* **Your objective**
Scan each line of the records for the word "Tracing" and extract the ones that have it.

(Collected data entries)
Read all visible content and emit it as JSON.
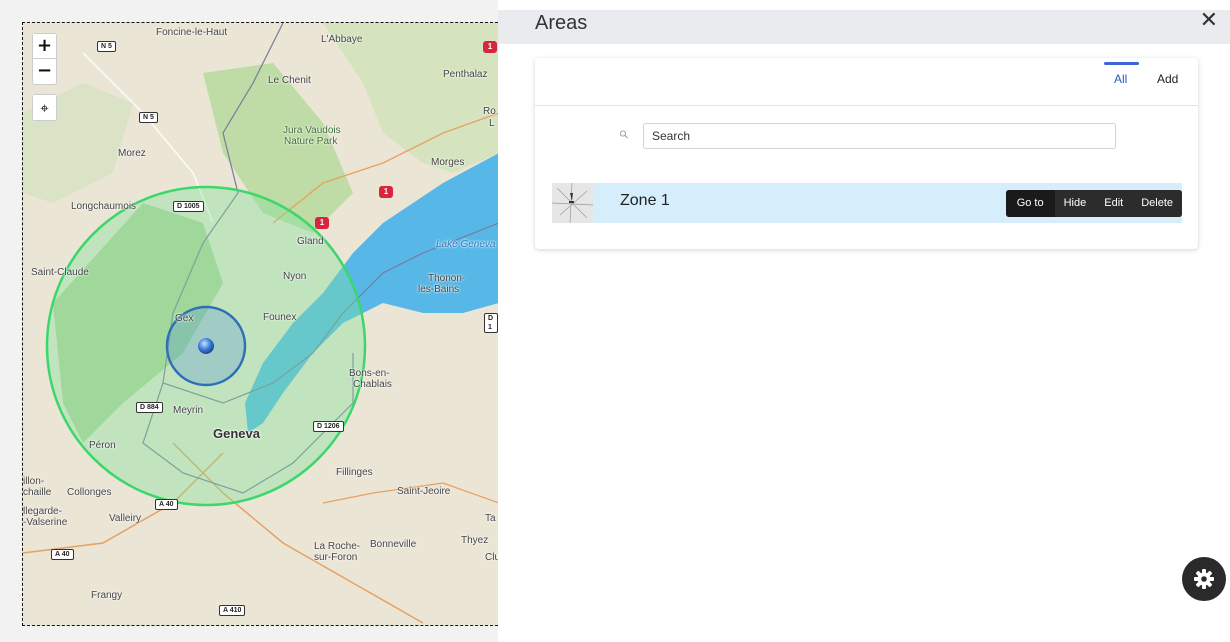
{
  "map": {
    "zoom_in": "+",
    "zoom_out": "−",
    "locate_symbol": "⌖",
    "labels": {
      "foncine": "Foncine-le-Haut",
      "labbaye": "L'Abbaye",
      "penthalaz": "Penthalaz",
      "lechenit": "Le Chenit",
      "ro": "Ro",
      "l": "L",
      "jura": "Jura Vaudois",
      "naturepark": "Nature Park",
      "morez": "Morez",
      "morges": "Morges",
      "longchaumois": "Longchaumois",
      "gland": "Gland",
      "lakegeneva": "Lake Geneva",
      "saintclaude": "Saint-Claude",
      "nyon": "Nyon",
      "thonon": "Thonon-",
      "lesbains": "les-Bains",
      "gex": "Gex",
      "founex": "Founex",
      "bonsen": "Bons-en-",
      "chablais": "Chablais",
      "meyrin": "Meyrin",
      "geneva": "Geneva",
      "peron": "Péron",
      "fillinges": "Fillinges",
      "illon": "illon-",
      "chaille": "chaille",
      "collonges": "Collonges",
      "saintjeoire": "Saint-Jeoire",
      "llegarde": "llegarde-",
      "valserine": "-Valserine",
      "valleiry": "Valleiry",
      "ta": "Ta",
      "larochesur": "La Roche-",
      "surforon": "sur-Foron",
      "bonneville": "Bonneville",
      "thyez": "Thyez",
      "clu": "Clu",
      "frangy": "Frangy"
    },
    "shields": {
      "n5a": "N 5",
      "n5b": "N 5",
      "d1005": "D 1005",
      "d884": "D 884",
      "d1206": "D 1206",
      "a40a": "A 40",
      "a40b": "A 40",
      "a410": "A 410",
      "d1": "D 1",
      "r1": "1"
    }
  },
  "panel": {
    "title": "Areas",
    "close": "✕",
    "tabs": {
      "all": "All",
      "add": "Add"
    },
    "search": {
      "icon": "⚲",
      "placeholder": "Search",
      "value": ""
    },
    "zones": [
      {
        "name": "Zone 1",
        "actions": {
          "goto": "Go to",
          "hide": "Hide",
          "edit": "Edit",
          "delete": "Delete"
        }
      }
    ]
  },
  "colors": {
    "accent_tab": "#3a64d8",
    "row_highlight": "#d6edfc",
    "outer_circle": "#3cd66b",
    "inner_circle": "#2f6fb6",
    "lake": "#57b8e8"
  }
}
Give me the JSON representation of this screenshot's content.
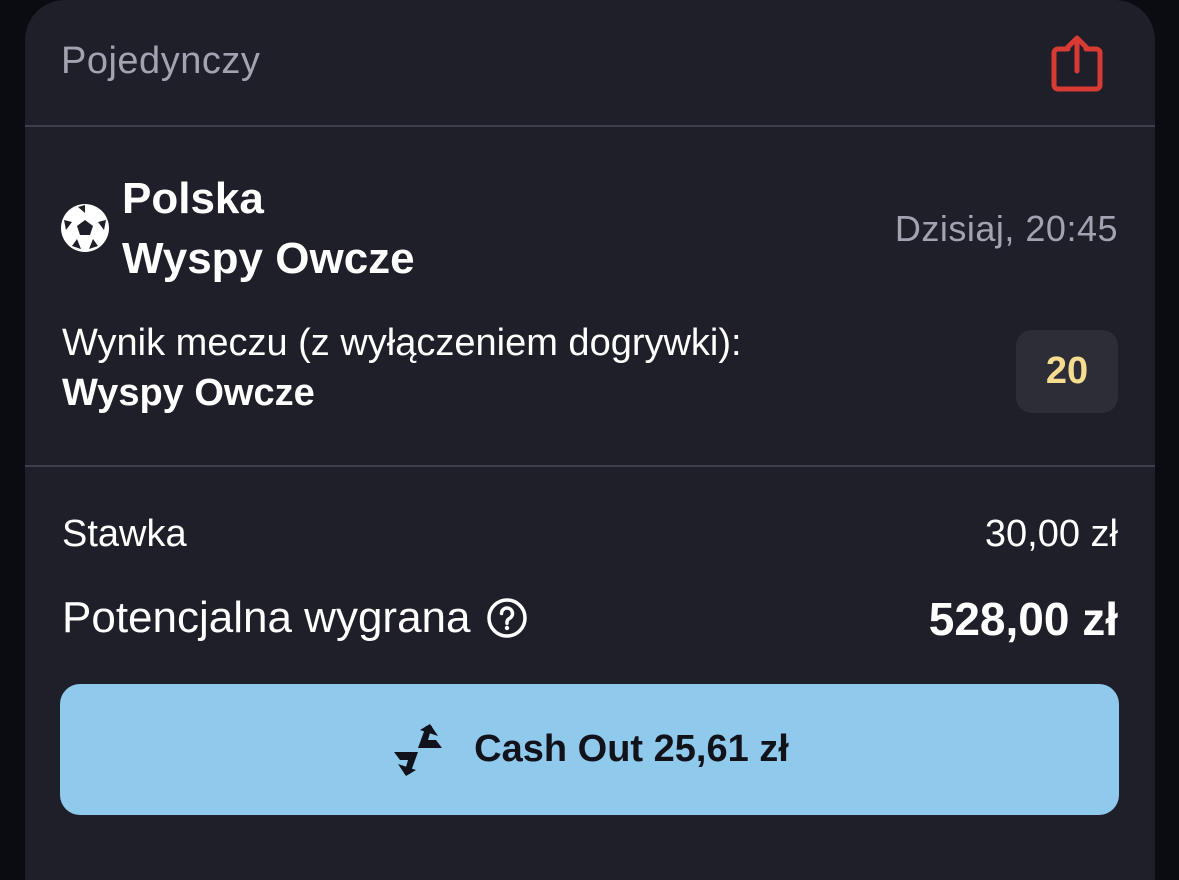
{
  "bet": {
    "type": "Pojedynczy",
    "share_icon": "share-icon",
    "accent_color": "#d83a34"
  },
  "event": {
    "sport_icon": "soccer-ball-icon",
    "home_team": "Polska",
    "away_team": "Wyspy Owcze",
    "time": "Dzisiaj, 20:45"
  },
  "selection": {
    "market": "Wynik meczu (z wyłączeniem dogrywki):",
    "pick": "Wyspy Owcze",
    "odds": "20",
    "odds_color": "#f5dc8e"
  },
  "summary": {
    "stake_label": "Stawka",
    "stake_value": "30,00 zł",
    "potential_win_label": "Potencjalna wygrana",
    "potential_win_value": "528,00 zł",
    "help_icon": "question-circle-icon"
  },
  "cashout": {
    "label": "Cash Out 25,61 zł",
    "icon": "cashout-arrows-icon",
    "color": "#8fc9ec"
  }
}
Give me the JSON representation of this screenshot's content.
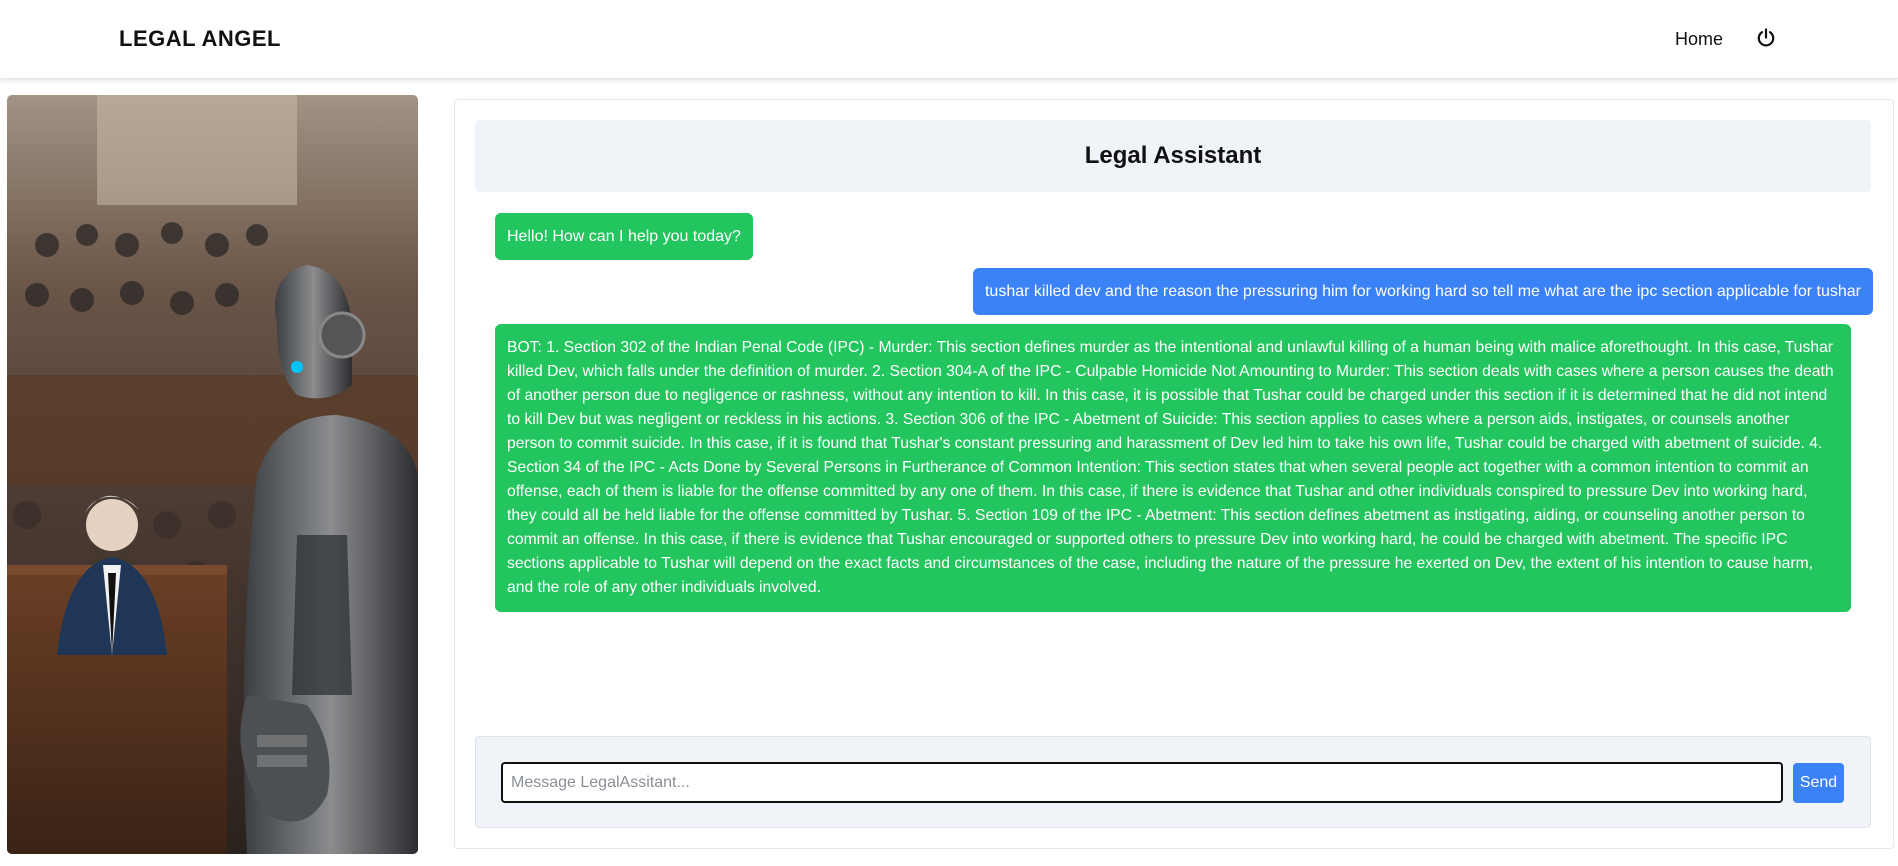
{
  "nav": {
    "brand": "LEGAL ANGEL",
    "home_label": "Home",
    "power_icon": "power-icon"
  },
  "hero": {
    "image_icon": "courtroom-robot-illustration"
  },
  "chat": {
    "title": "Legal Assistant",
    "messages": [
      {
        "role": "bot",
        "text": "Hello! How can I help you today?"
      },
      {
        "role": "user",
        "text": "tushar killed dev and the reason the pressuring him for working hard so tell me what are the ipc section applicable for tushar"
      },
      {
        "role": "bot",
        "text": "BOT: 1. Section 302 of the Indian Penal Code (IPC) - Murder: This section defines murder as the intentional and unlawful killing of a human being with malice aforethought. In this case, Tushar killed Dev, which falls under the definition of murder. 2. Section 304-A of the IPC - Culpable Homicide Not Amounting to Murder: This section deals with cases where a person causes the death of another person due to negligence or rashness, without any intention to kill. In this case, it is possible that Tushar could be charged under this section if it is determined that he did not intend to kill Dev but was negligent or reckless in his actions. 3. Section 306 of the IPC - Abetment of Suicide: This section applies to cases where a person aids, instigates, or counsels another person to commit suicide. In this case, if it is found that Tushar's constant pressuring and harassment of Dev led him to take his own life, Tushar could be charged with abetment of suicide. 4. Section 34 of the IPC - Acts Done by Several Persons in Furtherance of Common Intention: This section states that when several people act together with a common intention to commit an offense, each of them is liable for the offense committed by any one of them. In this case, if there is evidence that Tushar and other individuals conspired to pressure Dev into working hard, they could all be held liable for the offense committed by Tushar. 5. Section 109 of the IPC - Abetment: This section defines abetment as instigating, aiding, or counseling another person to commit an offense. In this case, if there is evidence that Tushar encouraged or supported others to pressure Dev into working hard, he could be charged with abetment. The specific IPC sections applicable to Tushar will depend on the exact facts and circumstances of the case, including the nature of the pressure he exerted on Dev, the extent of his intention to cause harm, and the role of any other individuals involved."
      }
    ],
    "input": {
      "value": "",
      "placeholder": "Message LegalAssitant..."
    },
    "send_label": "Send"
  },
  "colors": {
    "bot_bubble": "#22c55e",
    "user_bubble": "#3b82f6",
    "title_bg": "#f0f3f7",
    "send_button": "#3b82f6"
  }
}
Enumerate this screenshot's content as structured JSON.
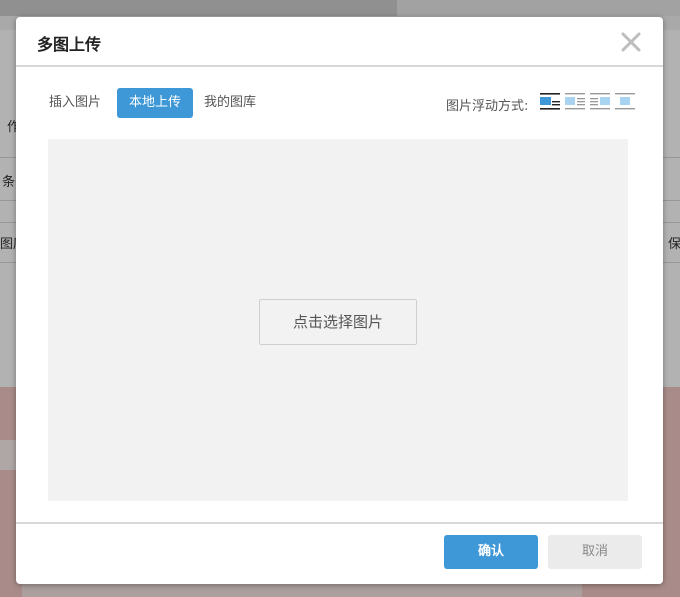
{
  "background": {
    "fragments": [
      "作",
      "条",
      "图库",
      "保"
    ]
  },
  "dialog": {
    "title": "多图上传",
    "tabs": [
      {
        "label": "插入图片",
        "active": false
      },
      {
        "label": "本地上传",
        "active": true
      },
      {
        "label": "我的图库",
        "active": false
      }
    ],
    "float_label": "图片浮动方式:",
    "float_options": [
      "float-none-icon",
      "float-left-icon",
      "float-right-icon",
      "float-center-icon"
    ],
    "upload": {
      "choose_label": "点击选择图片"
    },
    "footer": {
      "confirm_label": "确认",
      "cancel_label": "取消"
    }
  },
  "colors": {
    "accent": "#3e97d6",
    "cancel_bg": "#ebebeb",
    "upload_bg": "#f2f2f2"
  }
}
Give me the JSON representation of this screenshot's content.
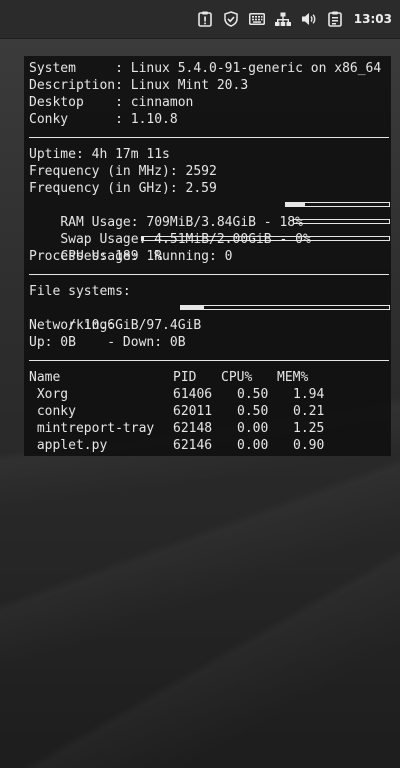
{
  "taskbar": {
    "clock": "13:03",
    "icons": [
      "update-manager-icon",
      "shield-icon",
      "keyboard-icon",
      "network-icon",
      "volume-icon",
      "clipboard-icon"
    ]
  },
  "conky": {
    "system": {
      "system_label": "System     :",
      "system_value": "Linux 5.4.0-91-generic on x86_64",
      "description_label": "Description:",
      "description_value": "Linux Mint 20.3",
      "desktop_label": "Desktop    :",
      "desktop_value": "cinnamon",
      "conky_label": "Conky      :",
      "conky_value": "1.10.8"
    },
    "stats": {
      "uptime": "Uptime: 4h 17m 11s",
      "freq_mhz": "Frequency (in MHz): 2592",
      "freq_ghz": "Frequency (in GHz): 2.59",
      "ram": "RAM Usage: 709MiB/3.84GiB - 18%",
      "ram_percent": 18,
      "swap": "Swap Usage: 4.51MiB/2.00GiB - 0%",
      "swap_percent": 0,
      "cpu": "CPU Usage: 1%",
      "cpu_percent": 1,
      "processes": "Processes: 189  Running: 0"
    },
    "filesystems": {
      "title": "File systems:",
      "root": " / 10.6GiB/97.4GiB",
      "root_percent": 11,
      "networking": "Networking:",
      "traffic": "Up: 0B    - Down: 0B"
    },
    "processes": {
      "headers": [
        "Name",
        "PID",
        "CPU%",
        "MEM%"
      ],
      "rows": [
        [
          " Xorg",
          "61406",
          "0.50",
          "1.94"
        ],
        [
          " conky",
          "62011",
          "0.50",
          "0.21"
        ],
        [
          " mintreport-tray",
          "62148",
          "0.00",
          "1.25"
        ],
        [
          " applet.py",
          "62146",
          "0.00",
          "0.90"
        ]
      ]
    }
  }
}
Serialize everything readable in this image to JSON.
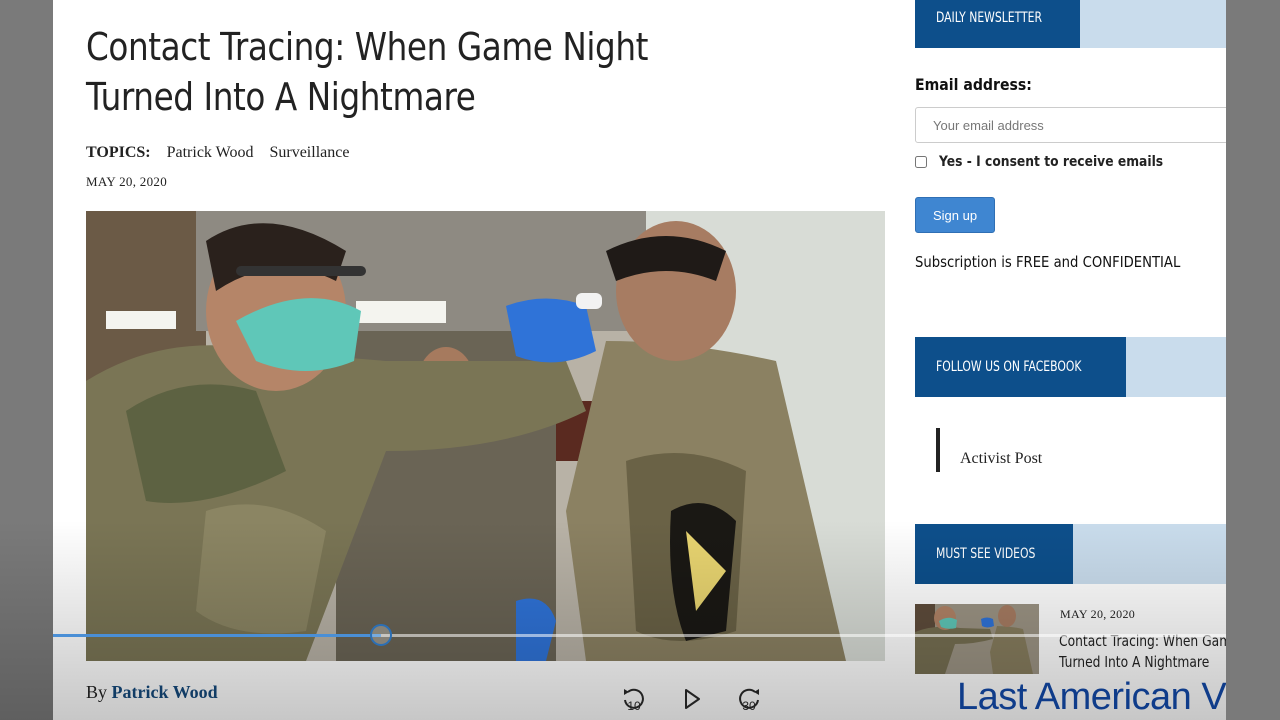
{
  "article": {
    "title": "Contact Tracing: When Game Night Turned Into A Nightmare",
    "topics_label": "TOPICS:",
    "topics": [
      "Patrick Wood",
      "Surveillance"
    ],
    "date": "MAY 20, 2020",
    "byline_prefix": "By",
    "author": "Patrick Wood"
  },
  "sidebar": {
    "newsletter_heading": "DAILY NEWSLETTER",
    "email_label": "Email address:",
    "email_placeholder": "Your email address",
    "email_value": "",
    "consent_label": "Yes - I consent to receive emails",
    "consent_checked": false,
    "signup_label": "Sign up",
    "subscription_note": "Subscription is FREE and CONFIDENTIAL",
    "facebook_heading": "FOLLOW US ON FACEBOOK",
    "facebook_page": "Activist Post",
    "videos_heading": "MUST SEE VIDEOS",
    "video_item": {
      "date": "MAY 20, 2020",
      "title_line1": "Contact Tracing: When Gam",
      "title_line2": "Turned Into A Nightmare"
    }
  },
  "player": {
    "progress": 0.28,
    "rewind_seconds": "10",
    "forward_seconds": "30",
    "watermark": "Last American V"
  },
  "colors": {
    "brand_blue": "#0d4f8b",
    "header_light": "#c9dcec",
    "link_blue": "#154a7d",
    "button_blue": "#3f86d1",
    "scrub_blue": "#4a8fd6"
  }
}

* **Solution to the exercise**
    "title": "Contact Tracing: When Game Night Turned Into A Nightmare",
      "title_line1": "Contact Tracing: When Gam",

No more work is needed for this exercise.